From the data that follows, copy every line holding the string "structured".

* [Information provided]:
######

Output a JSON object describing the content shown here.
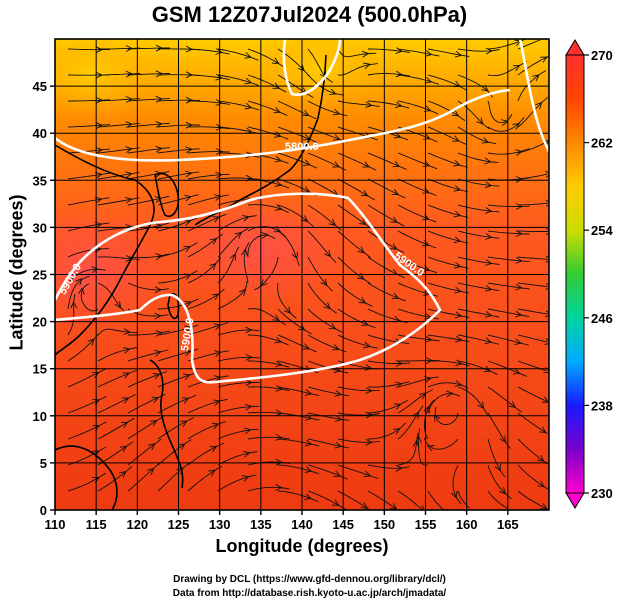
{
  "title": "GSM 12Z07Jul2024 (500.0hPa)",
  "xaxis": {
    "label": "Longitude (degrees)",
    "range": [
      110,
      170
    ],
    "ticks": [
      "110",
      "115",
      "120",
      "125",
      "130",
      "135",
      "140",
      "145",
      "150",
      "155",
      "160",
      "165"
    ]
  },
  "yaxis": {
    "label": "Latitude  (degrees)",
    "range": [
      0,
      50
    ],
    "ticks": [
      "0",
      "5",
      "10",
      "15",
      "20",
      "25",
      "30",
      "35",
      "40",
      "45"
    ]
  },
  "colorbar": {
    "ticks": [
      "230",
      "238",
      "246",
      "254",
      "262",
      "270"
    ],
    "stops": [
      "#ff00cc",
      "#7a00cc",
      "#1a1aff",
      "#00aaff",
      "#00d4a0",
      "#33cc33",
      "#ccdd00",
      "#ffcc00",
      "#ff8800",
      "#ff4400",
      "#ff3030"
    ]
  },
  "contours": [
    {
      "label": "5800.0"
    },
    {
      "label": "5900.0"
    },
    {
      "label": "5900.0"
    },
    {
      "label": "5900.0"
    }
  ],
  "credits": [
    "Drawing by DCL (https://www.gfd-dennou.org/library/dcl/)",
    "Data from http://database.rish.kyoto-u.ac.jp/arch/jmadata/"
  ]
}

######

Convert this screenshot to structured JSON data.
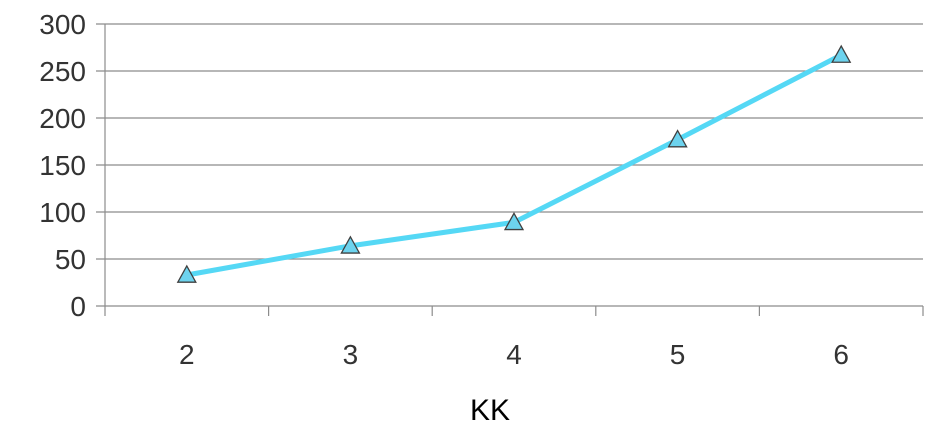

######

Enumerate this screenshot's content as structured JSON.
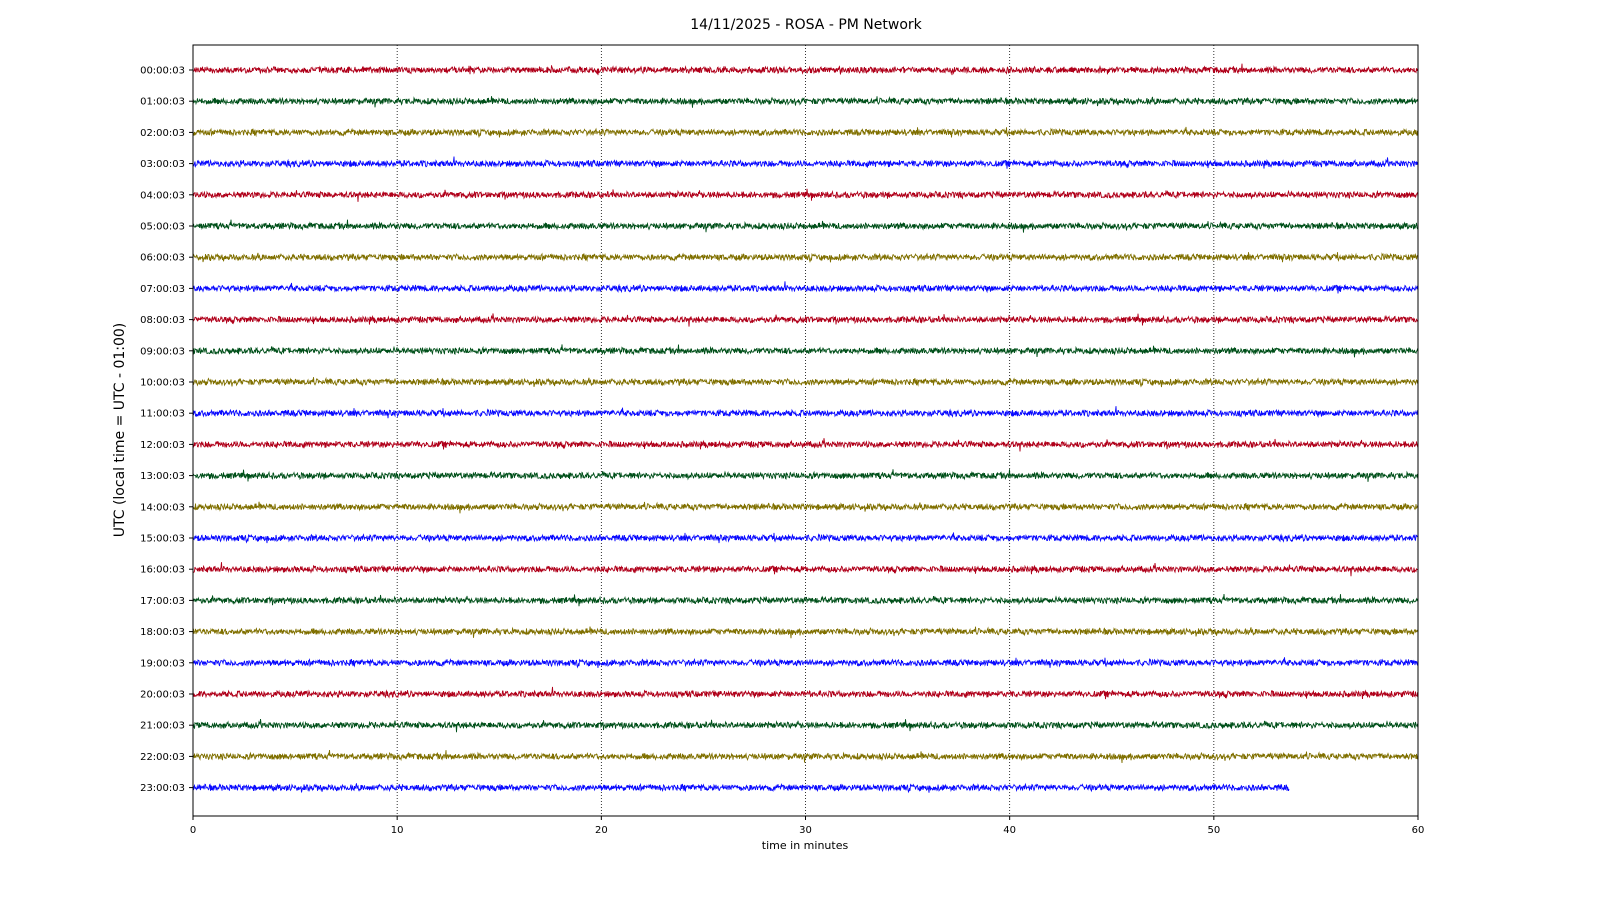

######

* [Correct output]:
Convert this screenshot to structured JSON data.
Enumerate this screenshot's content as structured JSON.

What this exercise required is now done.